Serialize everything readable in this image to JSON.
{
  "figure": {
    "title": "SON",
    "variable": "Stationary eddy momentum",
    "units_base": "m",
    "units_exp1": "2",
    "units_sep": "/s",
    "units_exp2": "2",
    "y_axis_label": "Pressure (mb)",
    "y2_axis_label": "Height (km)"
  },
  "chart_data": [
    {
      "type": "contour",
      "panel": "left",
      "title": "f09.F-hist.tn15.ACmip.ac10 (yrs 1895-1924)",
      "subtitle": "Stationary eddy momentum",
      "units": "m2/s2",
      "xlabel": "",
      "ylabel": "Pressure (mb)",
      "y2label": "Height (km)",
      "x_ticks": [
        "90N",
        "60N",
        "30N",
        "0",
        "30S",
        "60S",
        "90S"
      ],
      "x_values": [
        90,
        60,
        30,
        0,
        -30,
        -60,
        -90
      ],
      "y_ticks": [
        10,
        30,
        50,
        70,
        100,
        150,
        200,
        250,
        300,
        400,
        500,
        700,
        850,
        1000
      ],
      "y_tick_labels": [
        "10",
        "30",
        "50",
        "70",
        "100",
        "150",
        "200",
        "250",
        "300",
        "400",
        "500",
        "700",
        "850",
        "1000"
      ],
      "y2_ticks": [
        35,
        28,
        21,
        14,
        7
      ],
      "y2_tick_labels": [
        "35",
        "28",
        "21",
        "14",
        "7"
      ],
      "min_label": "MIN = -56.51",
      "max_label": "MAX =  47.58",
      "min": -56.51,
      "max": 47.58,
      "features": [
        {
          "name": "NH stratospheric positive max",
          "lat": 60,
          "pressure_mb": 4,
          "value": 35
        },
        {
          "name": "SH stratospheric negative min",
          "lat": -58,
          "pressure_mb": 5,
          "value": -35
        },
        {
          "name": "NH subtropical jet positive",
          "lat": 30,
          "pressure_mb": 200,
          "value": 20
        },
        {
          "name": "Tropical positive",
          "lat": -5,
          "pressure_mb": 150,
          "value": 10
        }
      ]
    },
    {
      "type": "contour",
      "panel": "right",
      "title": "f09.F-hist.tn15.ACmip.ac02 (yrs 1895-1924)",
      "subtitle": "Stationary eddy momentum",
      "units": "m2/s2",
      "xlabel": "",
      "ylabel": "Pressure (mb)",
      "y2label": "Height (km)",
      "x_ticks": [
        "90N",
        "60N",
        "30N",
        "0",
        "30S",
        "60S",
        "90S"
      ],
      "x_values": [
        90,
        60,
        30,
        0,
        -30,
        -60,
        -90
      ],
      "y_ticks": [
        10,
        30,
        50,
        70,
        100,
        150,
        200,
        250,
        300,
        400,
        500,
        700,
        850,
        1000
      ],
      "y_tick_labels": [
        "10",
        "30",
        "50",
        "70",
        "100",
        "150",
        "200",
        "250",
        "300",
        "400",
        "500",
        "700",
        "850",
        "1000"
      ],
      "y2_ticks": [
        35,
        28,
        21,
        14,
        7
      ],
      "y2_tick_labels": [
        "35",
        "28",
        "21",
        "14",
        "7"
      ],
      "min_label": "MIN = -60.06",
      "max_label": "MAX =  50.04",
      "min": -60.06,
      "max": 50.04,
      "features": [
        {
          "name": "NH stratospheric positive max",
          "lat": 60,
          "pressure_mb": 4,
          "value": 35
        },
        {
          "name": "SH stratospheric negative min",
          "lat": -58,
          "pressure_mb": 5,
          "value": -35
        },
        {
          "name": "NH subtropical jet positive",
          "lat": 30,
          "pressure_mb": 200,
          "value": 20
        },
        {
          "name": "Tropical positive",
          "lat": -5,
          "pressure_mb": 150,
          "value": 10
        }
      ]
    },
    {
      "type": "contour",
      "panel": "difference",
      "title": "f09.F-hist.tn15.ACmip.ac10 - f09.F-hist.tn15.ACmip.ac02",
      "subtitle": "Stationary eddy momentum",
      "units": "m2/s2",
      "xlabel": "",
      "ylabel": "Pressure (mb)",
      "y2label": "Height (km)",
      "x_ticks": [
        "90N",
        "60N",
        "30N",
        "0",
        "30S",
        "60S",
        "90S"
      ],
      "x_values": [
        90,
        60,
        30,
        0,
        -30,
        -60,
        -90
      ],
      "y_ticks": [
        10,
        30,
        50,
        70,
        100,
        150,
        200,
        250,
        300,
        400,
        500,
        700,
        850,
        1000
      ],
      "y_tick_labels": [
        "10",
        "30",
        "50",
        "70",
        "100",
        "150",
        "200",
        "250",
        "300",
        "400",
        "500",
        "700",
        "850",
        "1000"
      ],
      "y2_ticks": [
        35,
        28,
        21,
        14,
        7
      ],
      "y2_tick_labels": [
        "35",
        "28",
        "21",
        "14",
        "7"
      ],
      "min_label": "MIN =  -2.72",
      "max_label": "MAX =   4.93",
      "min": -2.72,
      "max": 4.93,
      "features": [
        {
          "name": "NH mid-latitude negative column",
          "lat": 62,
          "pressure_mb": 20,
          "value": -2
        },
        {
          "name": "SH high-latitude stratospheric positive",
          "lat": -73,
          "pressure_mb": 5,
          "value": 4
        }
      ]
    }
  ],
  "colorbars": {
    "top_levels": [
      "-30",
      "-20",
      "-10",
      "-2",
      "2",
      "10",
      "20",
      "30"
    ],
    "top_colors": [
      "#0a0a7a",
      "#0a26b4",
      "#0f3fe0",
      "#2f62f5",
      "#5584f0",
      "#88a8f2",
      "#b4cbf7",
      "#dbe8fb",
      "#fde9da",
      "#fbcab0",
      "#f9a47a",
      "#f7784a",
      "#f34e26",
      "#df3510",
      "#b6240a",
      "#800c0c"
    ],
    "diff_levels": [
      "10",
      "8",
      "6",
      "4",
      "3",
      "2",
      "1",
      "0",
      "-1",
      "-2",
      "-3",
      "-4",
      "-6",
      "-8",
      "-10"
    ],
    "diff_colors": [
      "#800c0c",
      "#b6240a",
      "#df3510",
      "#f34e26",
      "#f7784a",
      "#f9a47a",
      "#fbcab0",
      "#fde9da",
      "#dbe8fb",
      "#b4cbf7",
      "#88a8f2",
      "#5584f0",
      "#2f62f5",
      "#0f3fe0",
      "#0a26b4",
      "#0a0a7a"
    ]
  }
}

* * * * *

Task statement - Your task is to return the full listing exactly as it was given.

In response -
Serialize everything readable in this image to JSON.
{
  "figure": {
    "title": "SON",
    "variable": "Stationary eddy momentum",
    "units_base": "m",
    "units_exp1": "2",
    "units_sep": "/s",
    "units_exp2": "2",
    "y_axis_label": "Pressure (mb)",
    "y2_axis_label": "Height (km)"
  },
  "chart_data": [
    {
      "type": "contour",
      "panel": "left",
      "title": "f09.F-hist.tn15.ACmip.ac10 (yrs 1895-1924)",
      "subtitle": "Stationary eddy momentum",
      "units": "m2/s2",
      "xlabel": "",
      "ylabel": "Pressure (mb)",
      "y2label": "Height (km)",
      "x_ticks": [
        "90N",
        "60N",
        "30N",
        "0",
        "30S",
        "60S",
        "90S"
      ],
      "x_values": [
        90,
        60,
        30,
        0,
        -30,
        -60,
        -90
      ],
      "y_ticks": [
        10,
        30,
        50,
        70,
        100,
        150,
        200,
        250,
        300,
        400,
        500,
        700,
        850,
        1000
      ],
      "y_tick_labels": [
        "10",
        "30",
        "50",
        "70",
        "100",
        "150",
        "200",
        "250",
        "300",
        "400",
        "500",
        "700",
        "850",
        "1000"
      ],
      "y2_ticks": [
        35,
        28,
        21,
        14,
        7
      ],
      "y2_tick_labels": [
        "35",
        "28",
        "21",
        "14",
        "7"
      ],
      "min_label": "MIN = -56.51",
      "max_label": "MAX =  47.58",
      "min": -56.51,
      "max": 47.58,
      "features": [
        {
          "name": "NH stratospheric positive max",
          "lat": 60,
          "pressure_mb": 4,
          "value": 35
        },
        {
          "name": "SH stratospheric negative min",
          "lat": -58,
          "pressure_mb": 5,
          "value": -35
        },
        {
          "name": "NH subtropical jet positive",
          "lat": 30,
          "pressure_mb": 200,
          "value": 20
        },
        {
          "name": "Tropical positive",
          "lat": -5,
          "pressure_mb": 150,
          "value": 10
        }
      ]
    },
    {
      "type": "contour",
      "panel": "right",
      "title": "f09.F-hist.tn15.ACmip.ac02 (yrs 1895-1924)",
      "subtitle": "Stationary eddy momentum",
      "units": "m2/s2",
      "xlabel": "",
      "ylabel": "Pressure (mb)",
      "y2label": "Height (km)",
      "x_ticks": [
        "90N",
        "60N",
        "30N",
        "0",
        "30S",
        "60S",
        "90S"
      ],
      "x_values": [
        90,
        60,
        30,
        0,
        -30,
        -60,
        -90
      ],
      "y_ticks": [
        10,
        30,
        50,
        70,
        100,
        150,
        200,
        250,
        300,
        400,
        500,
        700,
        850,
        1000
      ],
      "y_tick_labels": [
        "10",
        "30",
        "50",
        "70",
        "100",
        "150",
        "200",
        "250",
        "300",
        "400",
        "500",
        "700",
        "850",
        "1000"
      ],
      "y2_ticks": [
        35,
        28,
        21,
        14,
        7
      ],
      "y2_tick_labels": [
        "35",
        "28",
        "21",
        "14",
        "7"
      ],
      "min_label": "MIN = -60.06",
      "max_label": "MAX =  50.04",
      "min": -60.06,
      "max": 50.04,
      "features": [
        {
          "name": "NH stratospheric positive max",
          "lat": 60,
          "pressure_mb": 4,
          "value": 35
        },
        {
          "name": "SH stratospheric negative min",
          "lat": -58,
          "pressure_mb": 5,
          "value": -35
        },
        {
          "name": "NH subtropical jet positive",
          "lat": 30,
          "pressure_mb": 200,
          "value": 20
        },
        {
          "name": "Tropical positive",
          "lat": -5,
          "pressure_mb": 150,
          "value": 10
        }
      ]
    },
    {
      "type": "contour",
      "panel": "difference",
      "title": "f09.F-hist.tn15.ACmip.ac10 - f09.F-hist.tn15.ACmip.ac02",
      "subtitle": "Stationary eddy momentum",
      "units": "m2/s2",
      "xlabel": "",
      "ylabel": "Pressure (mb)",
      "y2label": "Height (km)",
      "x_ticks": [
        "90N",
        "60N",
        "30N",
        "0",
        "30S",
        "60S",
        "90S"
      ],
      "x_values": [
        90,
        60,
        30,
        0,
        -30,
        -60,
        -90
      ],
      "y_ticks": [
        10,
        30,
        50,
        70,
        100,
        150,
        200,
        250,
        300,
        400,
        500,
        700,
        850,
        1000
      ],
      "y_tick_labels": [
        "10",
        "30",
        "50",
        "70",
        "100",
        "150",
        "200",
        "250",
        "300",
        "400",
        "500",
        "700",
        "850",
        "1000"
      ],
      "y2_ticks": [
        35,
        28,
        21,
        14,
        7
      ],
      "y2_tick_labels": [
        "35",
        "28",
        "21",
        "14",
        "7"
      ],
      "min_label": "MIN =  -2.72",
      "max_label": "MAX =   4.93",
      "min": -2.72,
      "max": 4.93,
      "features": [
        {
          "name": "NH mid-latitude negative column",
          "lat": 62,
          "pressure_mb": 20,
          "value": -2
        },
        {
          "name": "SH high-latitude stratospheric positive",
          "lat": -73,
          "pressure_mb": 5,
          "value": 4
        }
      ]
    }
  ],
  "colorbars": {
    "top_levels": [
      "-30",
      "-20",
      "-10",
      "-2",
      "2",
      "10",
      "20",
      "30"
    ],
    "top_colors": [
      "#0a0a7a",
      "#0a26b4",
      "#0f3fe0",
      "#2f62f5",
      "#5584f0",
      "#88a8f2",
      "#b4cbf7",
      "#dbe8fb",
      "#fde9da",
      "#fbcab0",
      "#f9a47a",
      "#f7784a",
      "#f34e26",
      "#df3510",
      "#b6240a",
      "#800c0c"
    ],
    "diff_levels": [
      "10",
      "8",
      "6",
      "4",
      "3",
      "2",
      "1",
      "0",
      "-1",
      "-2",
      "-3",
      "-4",
      "-6",
      "-8",
      "-10"
    ],
    "diff_colors": [
      "#800c0c",
      "#b6240a",
      "#df3510",
      "#f34e26",
      "#f7784a",
      "#f9a47a",
      "#fbcab0",
      "#fde9da",
      "#dbe8fb",
      "#b4cbf7",
      "#88a8f2",
      "#5584f0",
      "#2f62f5",
      "#0f3fe0",
      "#0a26b4",
      "#0a0a7a"
    ]
  }
}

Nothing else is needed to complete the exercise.